(Data entries)
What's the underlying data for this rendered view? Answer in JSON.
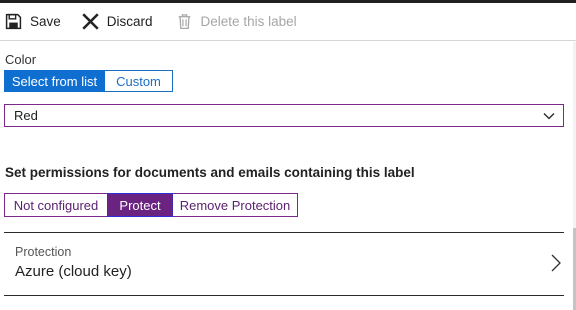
{
  "toolbar": {
    "save_label": "Save",
    "discard_label": "Discard",
    "delete_label": "Delete this label"
  },
  "color": {
    "label": "Color",
    "options": [
      "Select from list",
      "Custom"
    ],
    "selected_option": "Select from list",
    "dropdown_value": "Red"
  },
  "permissions": {
    "heading": "Set permissions for documents and emails containing this label",
    "options": [
      "Not configured",
      "Protect",
      "Remove Protection"
    ],
    "selected_option": "Protect"
  },
  "protection": {
    "title": "Protection",
    "value": "Azure (cloud key)"
  },
  "colors": {
    "accent_blue": "#0f6fd1",
    "accent_purple": "#6b2381",
    "border_purple": "#7b2a8c",
    "disabled_text": "#a6a6a6"
  },
  "icons": {
    "save": "save-icon",
    "discard": "close-icon",
    "delete": "trash-icon",
    "dropdown": "chevron-down-icon",
    "navigate": "chevron-right-icon"
  }
}
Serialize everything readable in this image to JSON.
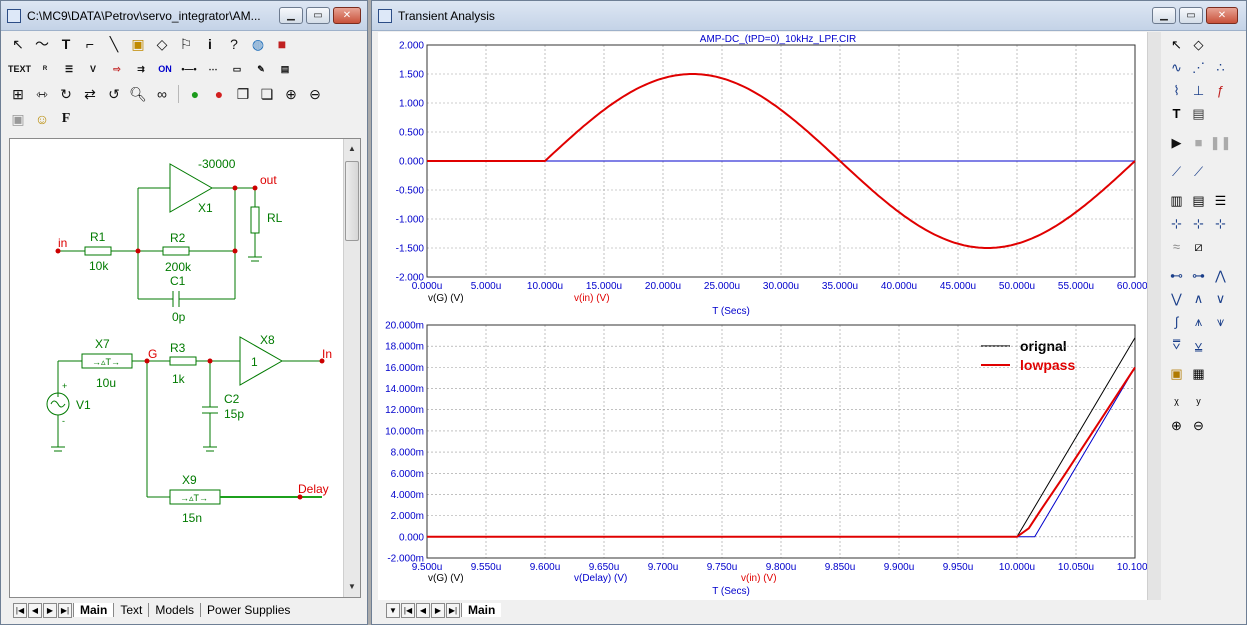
{
  "schematic_window": {
    "title": "C:\\MC9\\DATA\\Petrov\\servo_integrator\\AM...",
    "tabs": [
      "Main",
      "Text",
      "Models",
      "Power Supplies"
    ],
    "components": {
      "x1": {
        "name": "X1",
        "gain": "-30000"
      },
      "r1": {
        "name": "R1",
        "value": "10k"
      },
      "r2": {
        "name": "R2",
        "value": "200k"
      },
      "c1": {
        "name": "C1",
        "value": "0p"
      },
      "rl": {
        "name": "RL"
      },
      "x7": {
        "name": "X7",
        "value": "10u"
      },
      "r3": {
        "name": "R3",
        "value": "1k"
      },
      "c2": {
        "name": "C2",
        "value": "15p"
      },
      "x8": {
        "name": "X8",
        "gain": "1"
      },
      "v1": {
        "name": "V1"
      },
      "x9": {
        "name": "X9",
        "value": "15n"
      }
    },
    "nodes": {
      "in": "in",
      "out": "out",
      "g": "G",
      "in2": "In",
      "delay": "Delay"
    }
  },
  "analysis_window": {
    "title": "Transient Analysis",
    "tabs": [
      "Main"
    ],
    "plot1": {
      "title": "AMP-DC_(tPD=0)_10kHz_LPF.CIR",
      "y_ticks": [
        "2.000",
        "1.500",
        "1.000",
        "0.500",
        "0.000",
        "-0.500",
        "-1.000",
        "-1.500",
        "-2.000"
      ],
      "x_ticks": [
        "0.000u",
        "5.000u",
        "10.000u",
        "15.000u",
        "20.000u",
        "25.000u",
        "30.000u",
        "35.000u",
        "40.000u",
        "45.000u",
        "50.000u",
        "55.000u",
        "60.000u"
      ],
      "trace_labels": [
        "v(G) (V)",
        "v(in) (V)"
      ],
      "xlabel": "T (Secs)"
    },
    "plot2": {
      "y_ticks": [
        "20.000m",
        "18.000m",
        "16.000m",
        "14.000m",
        "12.000m",
        "10.000m",
        "8.000m",
        "6.000m",
        "4.000m",
        "2.000m",
        "0.000",
        "-2.000m"
      ],
      "x_ticks": [
        "9.500u",
        "9.550u",
        "9.600u",
        "9.650u",
        "9.700u",
        "9.750u",
        "9.800u",
        "9.850u",
        "9.900u",
        "9.950u",
        "10.000u",
        "10.050u",
        "10.100u"
      ],
      "trace_labels": [
        "v(G) (V)",
        "v(Delay) (V)",
        "v(in) (V)"
      ],
      "xlabel": "T (Secs)",
      "legend": [
        {
          "label": "orignal",
          "color": "#000000"
        },
        {
          "label": "lowpass",
          "color": "#E00000"
        }
      ]
    }
  },
  "chart_data": [
    {
      "type": "line",
      "title": "AMP-DC_(tPD=0)_10kHz_LPF.CIR",
      "xlabel": "T (Secs)",
      "xlim": [
        0,
        60
      ],
      "ylim": [
        -2,
        2
      ],
      "x_unit": "u",
      "series": [
        {
          "name": "v(G) (V)",
          "color": "#0000CC",
          "x": [
            0,
            60
          ],
          "y": [
            0,
            0
          ]
        },
        {
          "name": "v(in) (V)",
          "color": "#E00000",
          "x": [
            0,
            10,
            12.5,
            15,
            17.5,
            20,
            22.5,
            25,
            27.5,
            30,
            32.5,
            35,
            37.5,
            40,
            42.5,
            45,
            47.5,
            50,
            52.5,
            55,
            57.5,
            60
          ],
          "y": [
            0,
            0,
            0.388,
            0.75,
            1.061,
            1.299,
            1.449,
            1.5,
            1.449,
            1.299,
            1.061,
            0.75,
            0.388,
            0,
            -0.388,
            -0.75,
            -1.061,
            -1.299,
            -1.449,
            -1.5,
            -1.449,
            -1.299
          ]
        }
      ]
    },
    {
      "type": "line",
      "xlabel": "T (Secs)",
      "xlim": [
        9.5,
        10.1
      ],
      "ylim": [
        -0.002,
        0.02
      ],
      "x_unit": "u",
      "series": [
        {
          "name": "v(G) (V)",
          "color": "#000000",
          "x": [
            9.5,
            10.0,
            10.1
          ],
          "y": [
            0,
            0,
            0.0188
          ]
        },
        {
          "name": "v(Delay) (V)",
          "color": "#0000CC",
          "x": [
            9.5,
            10.015,
            10.1
          ],
          "y": [
            0,
            0,
            0.016
          ]
        },
        {
          "name": "v(in) (V)",
          "color": "#E00000",
          "x": [
            9.5,
            10.0,
            10.01,
            10.02,
            10.04,
            10.06,
            10.08,
            10.1
          ],
          "y": [
            0,
            0,
            0.0008,
            0.0025,
            0.0058,
            0.0092,
            0.0126,
            0.016
          ]
        }
      ]
    }
  ]
}
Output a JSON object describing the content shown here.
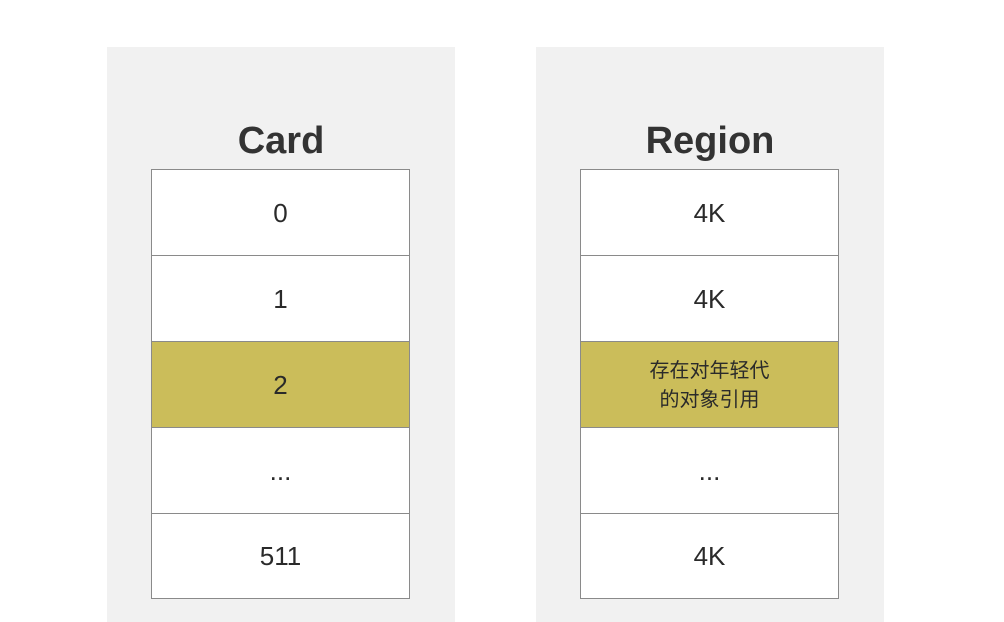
{
  "card_panel": {
    "title": "Card",
    "cells": [
      {
        "label": "0",
        "highlighted": false
      },
      {
        "label": "1",
        "highlighted": false
      },
      {
        "label": "2",
        "highlighted": true
      },
      {
        "label": "...",
        "highlighted": false
      },
      {
        "label": "511",
        "highlighted": false
      }
    ]
  },
  "region_panel": {
    "title": "Region",
    "cells": [
      {
        "label": "4K",
        "highlighted": false
      },
      {
        "label": "4K",
        "highlighted": false
      },
      {
        "label": "存在对年轻代\n的对象引用",
        "highlighted": true
      },
      {
        "label": "...",
        "highlighted": false
      },
      {
        "label": "4K",
        "highlighted": false
      }
    ]
  },
  "colors": {
    "panel_background": "#f1f1f1",
    "highlight": "#cbbd5a",
    "cell_border": "#8a8a8a",
    "text": "#333333"
  }
}
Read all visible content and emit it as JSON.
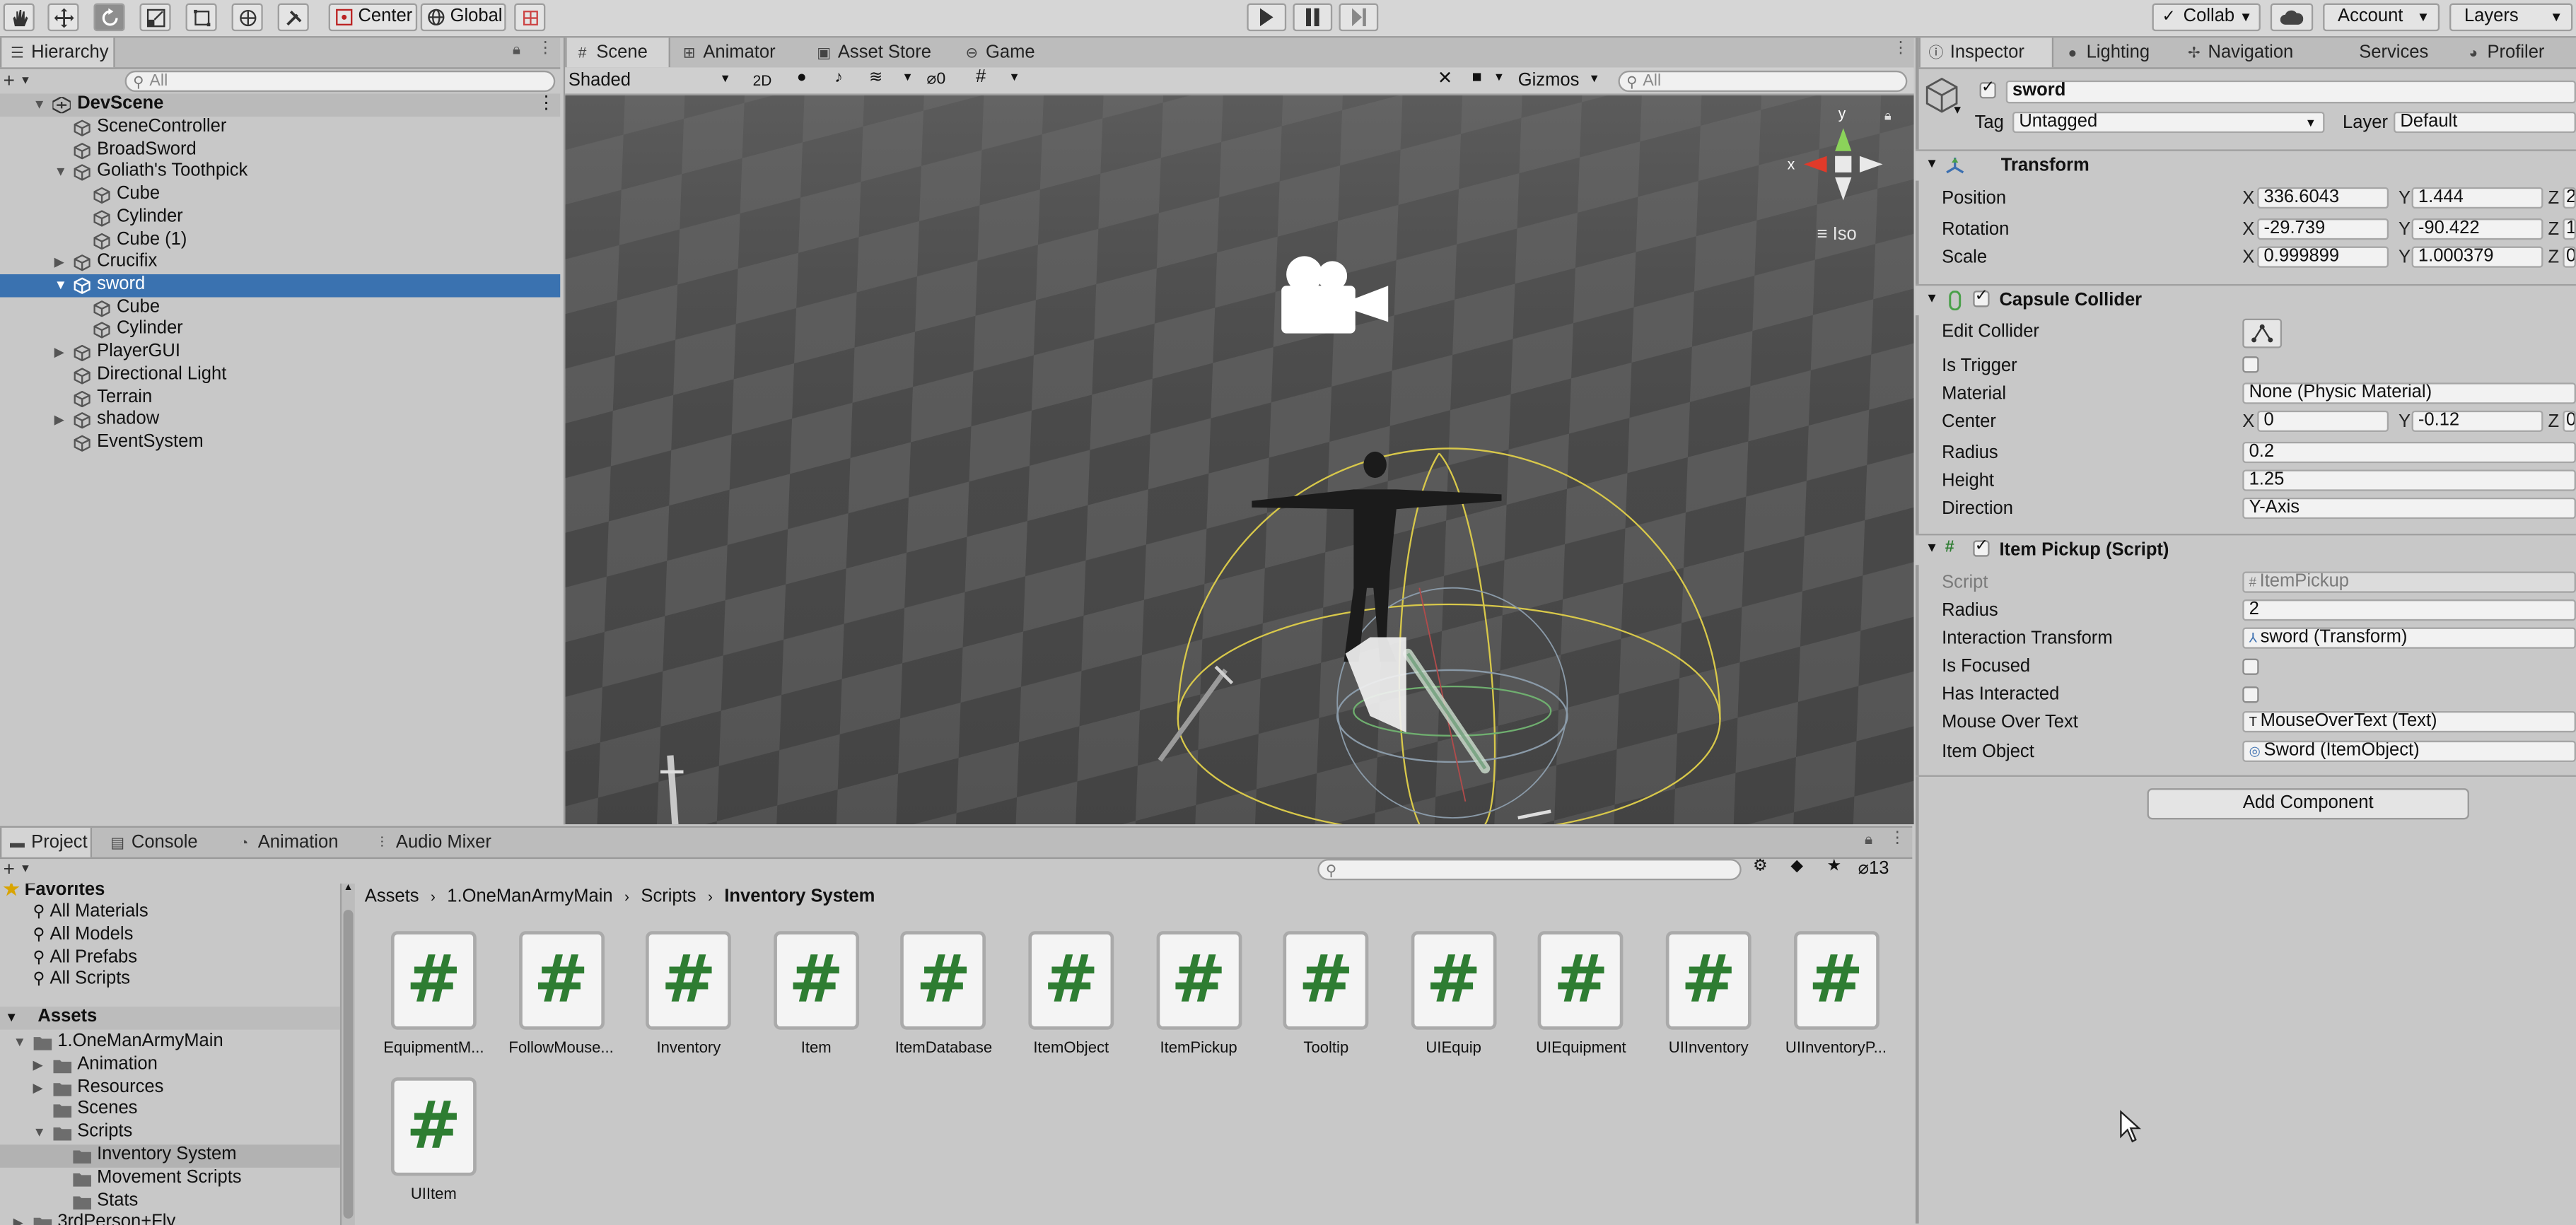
{
  "toolbar": {
    "pivot_center": "Center",
    "pivot_global": "Global",
    "collab": "Collab",
    "account": "Account",
    "layers": "Layers"
  },
  "hierarchy": {
    "tab": "Hierarchy",
    "search_placeholder": "All",
    "scene": "DevScene",
    "items": [
      {
        "label": "SceneController",
        "depth": 1
      },
      {
        "label": "BroadSword",
        "depth": 1
      },
      {
        "label": "Goliath's Toothpick",
        "depth": 1
      },
      {
        "label": "Cube",
        "depth": 2
      },
      {
        "label": "Cylinder",
        "depth": 2
      },
      {
        "label": "Cube (1)",
        "depth": 2
      },
      {
        "label": "Crucifix",
        "depth": 1
      },
      {
        "label": "sword",
        "depth": 1
      },
      {
        "label": "Cube",
        "depth": 2
      },
      {
        "label": "Cylinder",
        "depth": 2
      },
      {
        "label": "PlayerGUI",
        "depth": 1
      },
      {
        "label": "Directional Light",
        "depth": 1
      },
      {
        "label": "Terrain",
        "depth": 1
      },
      {
        "label": "shadow",
        "depth": 1
      },
      {
        "label": "EventSystem",
        "depth": 1
      }
    ]
  },
  "scene_view": {
    "tabs": [
      "Scene",
      "Animator",
      "Asset Store",
      "Game"
    ],
    "shading": "Shaded",
    "mode_2d": "2D",
    "hidden_count": "0",
    "gizmos": "Gizmos",
    "search_placeholder": "All",
    "projection": "Iso",
    "gizmo_x": "x",
    "gizmo_y": "y"
  },
  "inspector": {
    "tabs": [
      "Inspector",
      "Lighting",
      "Navigation",
      "Services",
      "Profiler"
    ],
    "object_name": "sword",
    "tag_label": "Tag",
    "tag_value": "Untagged",
    "layer_label": "Layer",
    "layer_value": "Default",
    "transform": {
      "title": "Transform",
      "position_label": "Position",
      "rotation_label": "Rotation",
      "scale_label": "Scale",
      "position": {
        "x": "336.6043",
        "y": "1.444",
        "z": "2"
      },
      "rotation": {
        "x": "-29.739",
        "y": "-90.422",
        "z": "1"
      },
      "scale": {
        "x": "0.999899",
        "y": "1.000379",
        "z": "0"
      }
    },
    "capsule": {
      "title": "Capsule Collider",
      "edit_collider": "Edit Collider",
      "is_trigger": "Is Trigger",
      "material_label": "Material",
      "material_value": "None (Physic Material)",
      "center_label": "Center",
      "center": {
        "x": "0",
        "y": "-0.12",
        "z": "0"
      },
      "radius_label": "Radius",
      "radius_value": "0.2",
      "height_label": "Height",
      "height_value": "1.25",
      "direction_label": "Direction",
      "direction_value": "Y-Axis"
    },
    "item_pickup": {
      "title": "Item Pickup (Script)",
      "script_label": "Script",
      "script_value": "ItemPickup",
      "radius_label": "Radius",
      "radius_value": "2",
      "interaction_label": "Interaction Transform",
      "interaction_value": "sword (Transform)",
      "is_focused_label": "Is Focused",
      "has_interacted_label": "Has Interacted",
      "mouse_over_label": "Mouse Over Text",
      "mouse_over_value": "MouseOverText (Text)",
      "item_object_label": "Item Object",
      "item_object_value": "Sword (ItemObject)"
    },
    "add_component": "Add Component"
  },
  "project": {
    "tabs": [
      "Project",
      "Console",
      "Animation",
      "Audio Mixer"
    ],
    "count": "13",
    "favorites": "Favorites",
    "fav_items": [
      "All Materials",
      "All Models",
      "All Prefabs",
      "All Scripts"
    ],
    "assets_root": "Assets",
    "tree": [
      {
        "label": "1.OneManArmyMain",
        "depth": 1
      },
      {
        "label": "Animation",
        "depth": 2
      },
      {
        "label": "Resources",
        "depth": 2
      },
      {
        "label": "Scenes",
        "depth": 2
      },
      {
        "label": "Scripts",
        "depth": 2
      },
      {
        "label": "Inventory System",
        "depth": 3
      },
      {
        "label": "Movement Scripts",
        "depth": 3
      },
      {
        "label": "Stats",
        "depth": 3
      },
      {
        "label": "3rdPerson+Fly",
        "depth": 1
      }
    ],
    "breadcrumb": [
      "Assets",
      "1.OneManArmyMain",
      "Scripts",
      "Inventory System"
    ],
    "script_glyph": "#",
    "assets": [
      "EquipmentM...",
      "FollowMouse...",
      "Inventory",
      "Item",
      "ItemDatabase",
      "ItemObject",
      "ItemPickup",
      "Tooltip",
      "UIEquip",
      "UIEquipment",
      "UIInventory",
      "UIInventoryP...",
      "UIItem"
    ]
  },
  "colors": {
    "selection": "#3a72b0",
    "script_hash": "#2e7d32",
    "collider_wire": "#d8c84a"
  }
}
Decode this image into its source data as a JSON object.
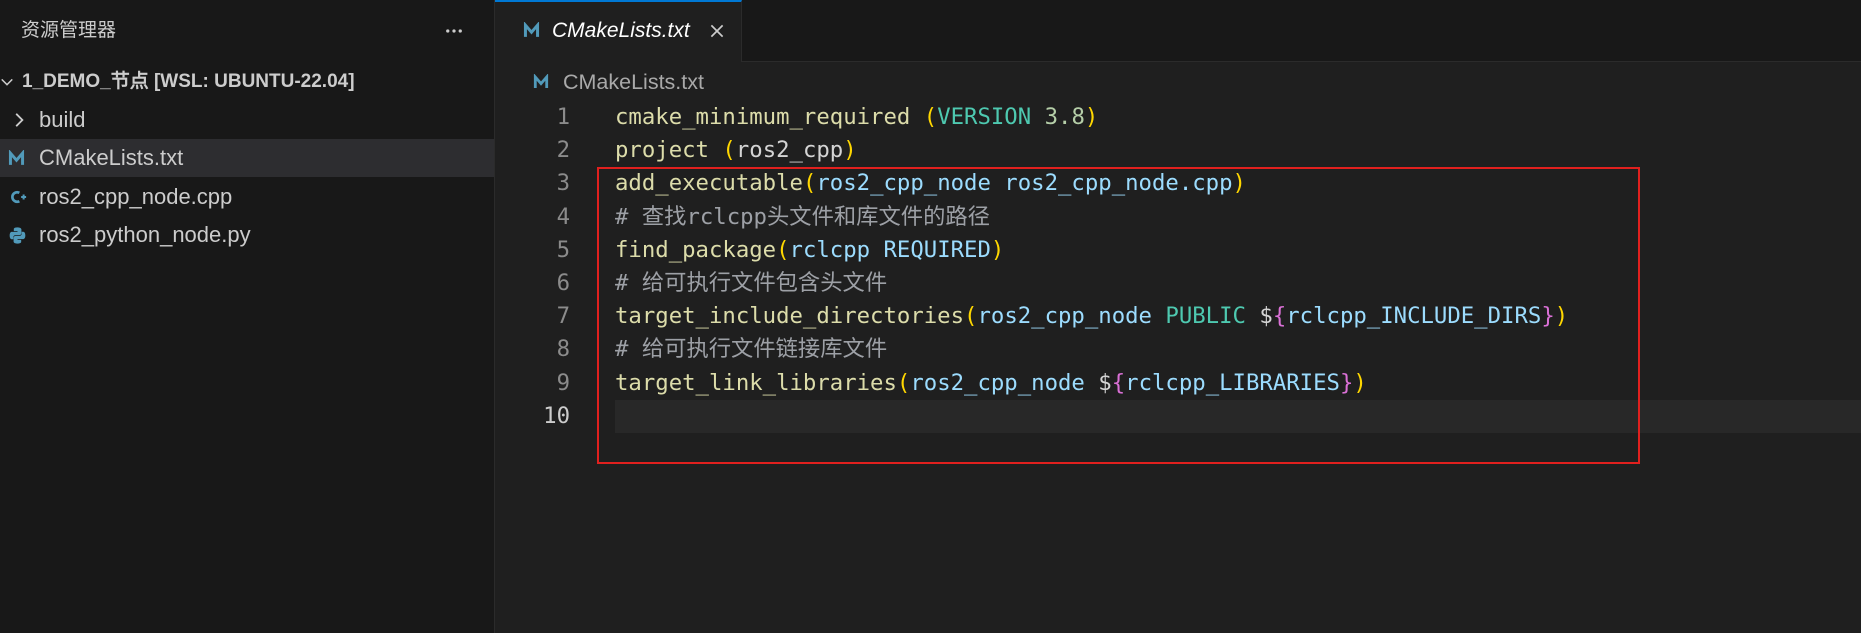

* **Goal**
Return only the number of lines in the entries that contain the string "JSON".

* **Response to the task**
5